- Given instruction
Exclude the pictures and reproduce the remaining data exactly as written.

Data records
= = = = = = =
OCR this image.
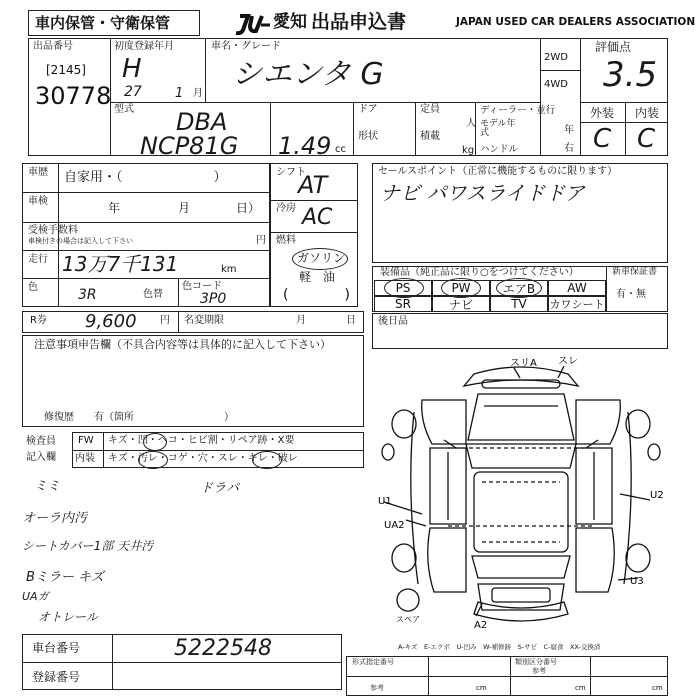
車内保管・守衛保管	愛知 出品申込書	JAPAN USED CAR DEALERS ASSOCIATION
出品番号
[2145]
30778
初度登録年月
H
27	1 月
車名・グレード
シエンタ G	2WD
4WD
評価点
3.5
型式 DBA
NCP81G 1.49 cc
ドア
形状
定員
人
積載
kg
ディーラー・並行
モデル年式	年
ハンドル	右
外装 内装
C C
車歴 自家用・（　　　　　　　）
車検	年	月	日）
受検手数料
車検付きの場合は記入して下さい	円
走行 13万7千131	km
色	3R	色替
色コード
3P0
シフト
AT
冷房 AC
燃料
ガソリン
軽　油
(　　　　)
R券 9,600 円 名変期限	月	日
セールスポイント（正常に機能するものに限ります）
ナビ パワスライドドア
装備品（純正品に限り○をつけてください）	新車保証書
有・無
PS	PW	エアB	AW
SR	ナビ	TV	カワシート
後日品
注意事項申告欄（不具合内容等は具体的に記入して下さい）
修復歴　　有（箇所　　　　　　　　　）
検査員
記入欄
FW キズ・凹・ヘコ・ヒビ割・リペア跡・X要
内装 キズ・汚レ・コゲ・穴・スレ・キレ・破レ
ミミ	ドラバ
オーラ内汚
シートカバー1部 天井汚
Bミラー キズ
UAガ
オトレール
スリA スレ
U1
UA2
U2
U3
A2
スペア
A-キズ　E-エクボ　U-凹み　W-補修跡　S-サビ　C-腐食　XX-交換済
車台番号	5222548
登録番号
形式指定番号	類別区分番号
参考
参考
cm	cm	cm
= = = = = = =
- Solution to the exercise
OCR this image.
車内保管・守衛保管	愛知 出品申込書	JAPAN USED CAR DEALERS ASSOCIATION
出品番号
[2145]
30778
初度登録年月
H
27	1 月
車名・グレード
シエンタ G	2WD
4WD
評価点
3.5
型式 DBA
NCP81G 1.49 cc
ドア
形状
定員
人
積載
kg
ディーラー・並行
モデル年式	年
ハンドル	右
外装 内装
C C
車歴 自家用・（　　　　　　　）
車検	年	月	日）
受検手数料
車検付きの場合は記入して下さい	円
走行 13万7千131	km
色	3R	色替
色コード
3P0
シフト
AT
冷房 AC
燃料
ガソリン
軽　油
(　　　　)
R券 9,600 円 名変期限	月	日
セールスポイント（正常に機能するものに限ります）
ナビ パワスライドドア
装備品（純正品に限り○をつけてください）	新車保証書
有・無
PS	PW	エアB	AW
SR	ナビ	TV	カワシート
後日品
注意事項申告欄（不具合内容等は具体的に記入して下さい）
修復歴　　有（箇所　　　　　　　　　）
検査員
記入欄
FW キズ・凹・ヘコ・ヒビ割・リペア跡・X要
内装 キズ・汚レ・コゲ・穴・スレ・キレ・破レ
ミミ	ドラバ
オーラ内汚
シートカバー1部 天井汚
Bミラー キズ
UAガ
オトレール
スリA スレ
U1
UA2
U2
U3
A2
スペア
A-キズ　E-エクボ　U-凹み　W-補修跡　S-サビ　C-腐食　XX-交換済
車台番号	5222548
登録番号
形式指定番号	類別区分番号
参考
参考
cm	cm	cm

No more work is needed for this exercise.